### Objectives
1. Print the aliasing thread's text word for word, everything from "Am Montag, dem 18.03.2024 um 14:29" down to "in the standards.".
2. Answer these questions using the aliasing thread:
(a) Which section of the C standard is cited for the special role of "unsigned char"?
(b) Under which C standard does the reply say a trap representation for "signed char" is no longer possible?
(c) Which gcc port uses "unsigned int __attribute__((mode(QImode)))"?
3. Go on with the mailing-list thread about aliasing from the point where it stops.

### Given text
________

Re: aliasing

Martin Uecker via Gcc Mon, 18 Mar 2024 08:01:23 -0700

Am Montag, dem 18.03.2024 um 14:29 +0100 schrieb David Brown:
> 
> On 18/03/2024 12:41, Martin Uecker wrote:
> > 
> > 
> > Hi David,
> > 
> > Am Montag, dem 18.03.2024 um 10:00 +0100 schrieb David Brown:
> > > Hi,
> > > 
> > > I would very glad to see this change in the standards.
> > > 
> > > 
> > > Should "byte type" include all character types (signed, unsigned and
> > > plain), or should it be restricted to "unsigned char" since that is the
> > > "byte" type ?  (I think allowing all character types makes sense, but
> > > only unsigned char is guaranteed to be suitable for general object
> > > backing store.)
> > 
> > At the moment, the special type that can access all others are
> > all non-atomic character types.  So for symmetry reasons, it
> > seems that this is also what we want for backing store.
> > 
> > I am not sure what you mean by "only unsigned char". Are you talking
> > about C++?  "unsigned char" has no special role in C.
> > 
> 
> "unsigned char" does have a special role in C - in 6.2.6.1p4 it 
> describes any object as being able to be copied to an array of unsigned 
> char to get the "object representation". 
>  The same is not true for an 
> array of "signed char".  I think it would be possible to have an 
> implementation where "signed char" was 8-bit two's complement except 
> that 0x80 would be a trap representation rather than -128.  I am not 
> sure of the consequences of such an implementation (assuming I am even 
> correct in it being allowed).


Yes, but with C23 this is not possible anymore. I think signed
char or char should work equally well now. 

> 
> > > 
> > > Should it also include "uint8_t" (if it exists) ?  "uint8_t" is often an
> > > alias for "unsigned char", but it could be something different, like an
> > > alias for __UINT8_TYPE__, or "unsigned int
> > > __attribute__((mode(QImode)))", which is used in the AVR gcc port.

________

### Source data
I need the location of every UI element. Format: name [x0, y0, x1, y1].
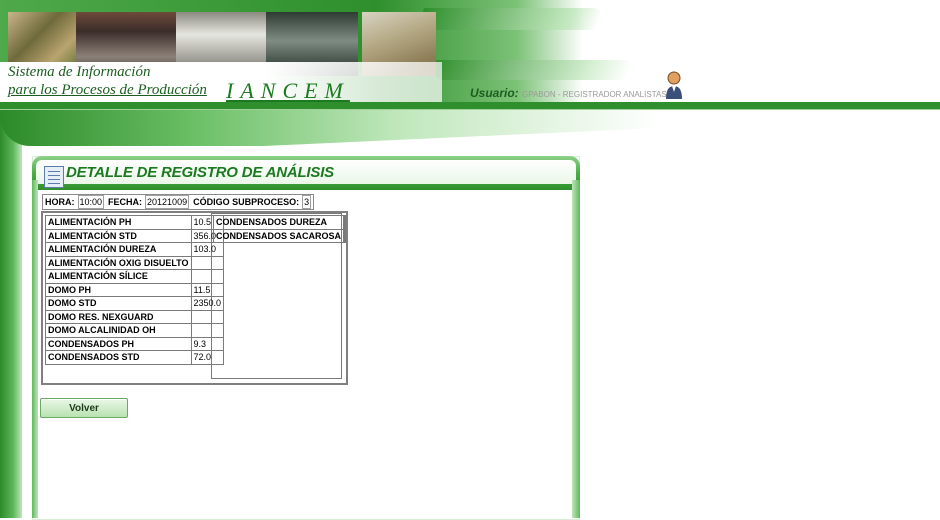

________

### Answers for the tasks
1.
Am Montag, dem 18.03.2024 um 14:29 +0100 schrieb David Brown:
> 
> On 18/03/2024 12:41, Martin Uecker wrote:
> > 
> > 
> > Hi David,
> > 
> > Am Montag, dem 18.03.2024 um 10:00 +0100 schrieb David Brown:
> > > Hi,
> > > 
> > > I would very glad to see this change in the standards.

2.
(a) 6.2.6.1p4
(b) C23
(c) The AVR gcc port

3.
> > 
> > I think this might be a reason to not include it, as it could
> > affect aliasing analysis. At least, this would be a different
> > independent change to consider.
> > 
> 
> I think it is important that there is a guarantee here, because people 
> do use uint8_t as a generic "raw memory" type.  Embedded standards like 
> MISRA strongly discourage the use of "unsized" types such as "unsigned 
> char", and it is generally assumed that "uint8_t" has the aliasing 
> superpowers of a character type.  But it is possible that the a change 
> would be better put in the library section on <stdint.h> rather than 
> this section.
> 
> > > 
> > > In my line of work - small-systems embedded development - it is common
> > > to have "home-made" or specialised memory allocation systems rather than
> > > relying on a generic heap.  This is, I think, some of the "existing
> > > practice" that you are considering here - there is a "backing store" of
> > > some sort that can be allocated and used as objects of a type other than
> > > the declared type of the backing store.  While a simple unsigned char
> > > array is a very common kind of backing store, there are others that are
> > > used, and it would be good to be sure of the correctness guarantees for
> > > these.  Possibilities that I have seen include:
> > > 
> > > unsigned char heap1[N];
> > > 
> > > uint8_t heap2[N];
> > > 
> > > union {
> > >   double dummy_for_alignment;
> > >   char heap[N];
> > > } heap3;
> > > 
> > > struct {
> > >   uint32_t capacity;
> > >   uint8_t * p_next_free;
> > >   uint8_t heap[N];
> > > } heap4;
> > > 
> > > uint32_t heap5[N];
> > > 
> > > Apart from this last one, if "uint8_t" is guaranteed to be a "byte
> > > type", then I believe your wording means that these unions and structs
> > > would also work as "byte arrays".  But it might be useful to add a
> > > footnote clarifying that.
> > > 
> > 
> > I need to think about this.
> > 
> 
> Thank you.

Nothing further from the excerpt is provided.